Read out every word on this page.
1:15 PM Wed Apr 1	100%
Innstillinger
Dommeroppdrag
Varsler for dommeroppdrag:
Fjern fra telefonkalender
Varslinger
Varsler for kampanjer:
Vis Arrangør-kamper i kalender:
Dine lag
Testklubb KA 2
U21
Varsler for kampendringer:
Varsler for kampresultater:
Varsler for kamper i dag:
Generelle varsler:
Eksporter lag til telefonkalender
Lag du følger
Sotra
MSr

········

- Stated task: All of the entries need to be reproduced exactly; please write them out.

- Task output:
Read out every word on this page.
1:15 PM Wed Apr 1	100%
Innstillinger
Dommeroppdrag
Varsler for dommeroppdrag:
Fjern fra telefonkalender
Varslinger
Varsler for kampanjer:
Vis Arrangør-kamper i kalender:
Dine lag
Testklubb KA 2
U21
Varsler for kampendringer:
Varsler for kampresultater:
Varsler for kamper i dag:
Generelle varsler:
Eksporter lag til telefonkalender
Lag du følger
Sotra
MSr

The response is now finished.